** Start **

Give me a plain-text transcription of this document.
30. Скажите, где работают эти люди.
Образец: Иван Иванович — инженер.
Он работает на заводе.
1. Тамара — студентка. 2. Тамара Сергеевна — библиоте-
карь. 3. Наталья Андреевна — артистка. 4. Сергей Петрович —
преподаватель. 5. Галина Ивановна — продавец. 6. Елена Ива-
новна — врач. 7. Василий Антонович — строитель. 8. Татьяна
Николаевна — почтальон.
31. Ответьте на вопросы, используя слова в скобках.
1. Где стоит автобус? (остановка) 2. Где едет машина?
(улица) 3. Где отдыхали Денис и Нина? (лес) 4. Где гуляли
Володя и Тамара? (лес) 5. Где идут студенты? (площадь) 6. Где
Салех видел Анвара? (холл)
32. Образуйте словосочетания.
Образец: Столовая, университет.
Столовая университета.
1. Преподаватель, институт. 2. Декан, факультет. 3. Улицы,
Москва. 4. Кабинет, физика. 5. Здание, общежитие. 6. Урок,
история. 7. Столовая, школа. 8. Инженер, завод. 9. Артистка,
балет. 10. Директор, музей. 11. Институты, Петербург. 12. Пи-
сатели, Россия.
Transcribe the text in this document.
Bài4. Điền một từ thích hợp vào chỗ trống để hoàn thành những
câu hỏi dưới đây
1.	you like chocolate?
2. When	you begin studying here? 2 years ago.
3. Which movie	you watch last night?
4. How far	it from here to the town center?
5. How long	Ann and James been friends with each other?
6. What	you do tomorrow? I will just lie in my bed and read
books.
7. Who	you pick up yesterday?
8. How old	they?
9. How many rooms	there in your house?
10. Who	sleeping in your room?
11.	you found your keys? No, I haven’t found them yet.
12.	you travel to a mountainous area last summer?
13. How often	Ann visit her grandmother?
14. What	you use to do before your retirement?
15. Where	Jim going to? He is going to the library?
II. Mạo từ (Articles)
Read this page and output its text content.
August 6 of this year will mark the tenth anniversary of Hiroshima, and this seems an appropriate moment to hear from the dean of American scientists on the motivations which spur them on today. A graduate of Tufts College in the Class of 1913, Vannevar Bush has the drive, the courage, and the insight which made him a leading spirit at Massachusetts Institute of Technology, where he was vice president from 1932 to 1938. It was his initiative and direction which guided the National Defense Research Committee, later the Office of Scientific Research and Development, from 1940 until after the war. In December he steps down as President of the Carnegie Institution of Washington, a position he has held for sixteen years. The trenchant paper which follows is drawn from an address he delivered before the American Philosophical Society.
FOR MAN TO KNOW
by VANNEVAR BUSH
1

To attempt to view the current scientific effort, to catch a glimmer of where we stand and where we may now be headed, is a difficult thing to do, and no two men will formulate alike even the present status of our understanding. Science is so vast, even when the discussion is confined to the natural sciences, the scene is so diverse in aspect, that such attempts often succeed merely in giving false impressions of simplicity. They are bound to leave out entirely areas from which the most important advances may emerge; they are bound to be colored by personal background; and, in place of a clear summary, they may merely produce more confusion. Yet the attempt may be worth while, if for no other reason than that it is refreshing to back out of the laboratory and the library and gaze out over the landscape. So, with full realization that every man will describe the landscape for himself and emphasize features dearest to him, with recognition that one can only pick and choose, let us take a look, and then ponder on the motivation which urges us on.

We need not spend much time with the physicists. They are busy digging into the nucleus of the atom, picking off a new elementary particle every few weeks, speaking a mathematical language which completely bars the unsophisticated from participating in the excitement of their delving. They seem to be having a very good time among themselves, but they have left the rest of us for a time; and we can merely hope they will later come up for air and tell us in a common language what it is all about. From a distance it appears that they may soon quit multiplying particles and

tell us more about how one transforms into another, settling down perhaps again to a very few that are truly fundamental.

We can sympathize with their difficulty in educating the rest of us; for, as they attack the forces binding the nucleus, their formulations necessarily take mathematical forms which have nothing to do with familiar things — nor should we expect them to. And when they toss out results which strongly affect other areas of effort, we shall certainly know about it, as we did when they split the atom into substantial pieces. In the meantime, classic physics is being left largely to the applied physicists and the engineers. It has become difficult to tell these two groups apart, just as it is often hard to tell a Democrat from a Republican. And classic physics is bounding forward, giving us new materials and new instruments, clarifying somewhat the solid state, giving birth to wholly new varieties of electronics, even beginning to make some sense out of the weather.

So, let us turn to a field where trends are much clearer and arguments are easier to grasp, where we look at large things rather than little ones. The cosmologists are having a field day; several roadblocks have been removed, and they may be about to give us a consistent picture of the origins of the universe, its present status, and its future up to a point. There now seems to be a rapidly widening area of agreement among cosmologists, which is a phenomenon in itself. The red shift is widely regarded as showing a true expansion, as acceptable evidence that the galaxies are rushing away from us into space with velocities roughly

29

** End **

[WRITTEN EXERCISE]:
Transcribe the material above in its entirety. Match it exactly.

[RESPONSE BELOW]:
Give me a plain-text transcription of this document.
30. Скажите, где работают эти люди.
Образец: Иван Иванович — инженер.
Он работает на заводе.
1. Тамара — студентка. 2. Тамара Сергеевна — библиоте-
карь. 3. Наталья Андреевна — артистка. 4. Сергей Петрович —
преподаватель. 5. Галина Ивановна — продавец. 6. Елена Ива-
новна — врач. 7. Василий Антонович — строитель. 8. Татьяна
Николаевна — почтальон.
31. Ответьте на вопросы, используя слова в скобках.
1. Где стоит автобус? (остановка) 2. Где едет машина?
(улица) 3. Где отдыхали Денис и Нина? (лес) 4. Где гуляли
Володя и Тамара? (лес) 5. Где идут студенты? (площадь) 6. Где
Салех видел Анвара? (холл)
32. Образуйте словосочетания.
Образец: Столовая, университет.
Столовая университета.
1. Преподаватель, институт. 2. Декан, факультет. 3. Улицы,
Москва. 4. Кабинет, физика. 5. Здание, общежитие. 6. Урок,
история. 7. Столовая, школа. 8. Инженер, завод. 9. Артистка,
балет. 10. Директор, музей. 11. Институты, Петербург. 12. Пи-
сатели, Россия.
Transcribe the text in this document.
Bài4. Điền một từ thích hợp vào chỗ trống để hoàn thành những
câu hỏi dưới đây
1.	you like chocolate?
2. When	you begin studying here? 2 years ago.
3. Which movie	you watch last night?
4. How far	it from here to the town center?
5. How long	Ann and James been friends with each other?
6. What	you do tomorrow? I will just lie in my bed and read
books.
7. Who	you pick up yesterday?
8. How old	they?
9. How many rooms	there in your house?
10. Who	sleeping in your room?
11.	you found your keys? No, I haven’t found them yet.
12.	you travel to a mountainous area last summer?
13. How often	Ann visit her grandmother?
14. What	you use to do before your retirement?
15. Where	Jim going to? He is going to the library?
II. Mạo từ (Articles)
Read this page and output its text content.
August 6 of this year will mark the tenth anniversary of Hiroshima, and this seems an appropriate moment to hear from the dean of American scientists on the motivations which spur them on today. A graduate of Tufts College in the Class of 1913, Vannevar Bush has the drive, the courage, and the insight which made him a leading spirit at Massachusetts Institute of Technology, where he was vice president from 1932 to 1938. It was his initiative and direction which guided the National Defense Research Committee, later the Office of Scientific Research and Development, from 1940 until after the war. In December he steps down as President of the Carnegie Institution of Washington, a position he has held for sixteen years. The trenchant paper which follows is drawn from an address he delivered before the American Philosophical Society.
FOR MAN TO KNOW
by VANNEVAR BUSH
1

To attempt to view the current scientific effort, to catch a glimmer of where we stand and where we may now be headed, is a difficult thing to do, and no two men will formulate alike even the present status of our understanding. Science is so vast, even when the discussion is confined to the natural sciences, the scene is so diverse in aspect, that such attempts often succeed merely in giving false impressions of simplicity. They are bound to leave out entirely areas from which the most important advances may emerge; they are bound to be colored by personal background; and, in place of a clear summary, they may merely produce more confusion. Yet the attempt may be worth while, if for no other reason than that it is refreshing to back out of the laboratory and the library and gaze out over the landscape. So, with full realization that every man will describe the landscape for himself and emphasize features dearest to him, with recognition that one can only pick and choose, let us take a look, and then ponder on the motivation which urges us on.

We need not spend much time with the physicists. They are busy digging into the nucleus of the atom, picking off a new elementary particle every few weeks, speaking a mathematical language which completely bars the unsophisticated from participating in the excitement of their delving. They seem to be having a very good time among themselves, but they have left the rest of us for a time; and we can merely hope they will later come up for air and tell us in a common language what it is all about. From a distance it appears that they may soon quit multiplying particles and

tell us more about how one transforms into another, settling down perhaps again to a very few that are truly fundamental.

We can sympathize with their difficulty in educating the rest of us; for, as they attack the forces binding the nucleus, their formulations necessarily take mathematical forms which have nothing to do with familiar things — nor should we expect them to. And when they toss out results which strongly affect other areas of effort, we shall certainly know about it, as we did when they split the atom into substantial pieces. In the meantime, classic physics is being left largely to the applied physicists and the engineers. It has become difficult to tell these two groups apart, just as it is often hard to tell a Democrat from a Republican. And classic physics is bounding forward, giving us new materials and new instruments, clarifying somewhat the solid state, giving birth to wholly new varieties of electronics, even beginning to make some sense out of the weather.

So, let us turn to a field where trends are much clearer and arguments are easier to grasp, where we look at large things rather than little ones. The cosmologists are having a field day; several roadblocks have been removed, and they may be about to give us a consistent picture of the origins of the universe, its present status, and its future up to a point. There now seems to be a rapidly widening area of agreement among cosmologists, which is a phenomenon in itself. The red shift is widely regarded as showing a true expansion, as acceptable evidence that the galaxies are rushing away from us into space with velocities roughly

29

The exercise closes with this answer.